# WHAT TO WORK ON
Work out how many lines hold the string "price". Give that number and nothing more.

# TASK DATA

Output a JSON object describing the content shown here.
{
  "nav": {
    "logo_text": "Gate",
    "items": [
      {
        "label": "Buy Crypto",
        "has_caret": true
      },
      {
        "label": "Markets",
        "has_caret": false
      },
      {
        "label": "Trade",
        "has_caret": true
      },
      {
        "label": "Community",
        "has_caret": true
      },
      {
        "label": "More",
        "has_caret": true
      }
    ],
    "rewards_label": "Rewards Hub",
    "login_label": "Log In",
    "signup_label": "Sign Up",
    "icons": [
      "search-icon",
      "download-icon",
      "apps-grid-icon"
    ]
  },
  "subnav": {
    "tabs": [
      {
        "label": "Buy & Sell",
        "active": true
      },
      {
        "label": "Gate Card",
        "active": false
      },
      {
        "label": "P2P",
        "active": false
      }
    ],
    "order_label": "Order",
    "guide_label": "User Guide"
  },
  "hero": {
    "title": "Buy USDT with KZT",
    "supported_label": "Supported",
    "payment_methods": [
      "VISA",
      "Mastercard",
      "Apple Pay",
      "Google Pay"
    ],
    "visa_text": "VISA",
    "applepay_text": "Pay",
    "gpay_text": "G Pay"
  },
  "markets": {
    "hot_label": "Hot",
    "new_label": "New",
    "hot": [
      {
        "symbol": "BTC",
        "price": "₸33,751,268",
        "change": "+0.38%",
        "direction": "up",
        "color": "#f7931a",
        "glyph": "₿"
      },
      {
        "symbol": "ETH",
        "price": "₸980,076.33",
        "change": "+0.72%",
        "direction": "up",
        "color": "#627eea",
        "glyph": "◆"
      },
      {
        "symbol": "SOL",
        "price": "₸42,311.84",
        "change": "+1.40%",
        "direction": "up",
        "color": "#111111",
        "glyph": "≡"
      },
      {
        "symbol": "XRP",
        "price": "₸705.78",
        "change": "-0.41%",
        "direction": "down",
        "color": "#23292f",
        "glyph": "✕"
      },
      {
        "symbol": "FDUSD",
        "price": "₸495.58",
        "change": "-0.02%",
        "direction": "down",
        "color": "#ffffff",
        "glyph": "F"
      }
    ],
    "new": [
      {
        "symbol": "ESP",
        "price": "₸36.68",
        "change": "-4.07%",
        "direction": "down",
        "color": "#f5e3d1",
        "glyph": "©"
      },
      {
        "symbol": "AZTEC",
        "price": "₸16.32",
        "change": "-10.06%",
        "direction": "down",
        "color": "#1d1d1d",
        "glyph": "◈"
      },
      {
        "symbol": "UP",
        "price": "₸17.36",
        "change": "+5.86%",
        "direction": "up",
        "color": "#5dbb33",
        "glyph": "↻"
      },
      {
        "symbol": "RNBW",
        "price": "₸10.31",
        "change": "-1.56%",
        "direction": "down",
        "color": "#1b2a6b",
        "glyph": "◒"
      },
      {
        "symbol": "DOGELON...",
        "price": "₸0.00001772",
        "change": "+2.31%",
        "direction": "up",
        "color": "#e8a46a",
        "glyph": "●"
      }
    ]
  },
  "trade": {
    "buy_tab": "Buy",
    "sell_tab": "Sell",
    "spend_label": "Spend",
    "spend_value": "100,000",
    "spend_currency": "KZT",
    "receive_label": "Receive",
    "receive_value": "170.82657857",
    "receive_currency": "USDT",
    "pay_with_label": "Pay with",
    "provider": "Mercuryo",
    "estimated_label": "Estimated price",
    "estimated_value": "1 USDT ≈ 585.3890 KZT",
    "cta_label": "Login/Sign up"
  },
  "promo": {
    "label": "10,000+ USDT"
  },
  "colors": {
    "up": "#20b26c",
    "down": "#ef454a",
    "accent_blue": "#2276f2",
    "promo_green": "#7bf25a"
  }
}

# FINAL RESULT
11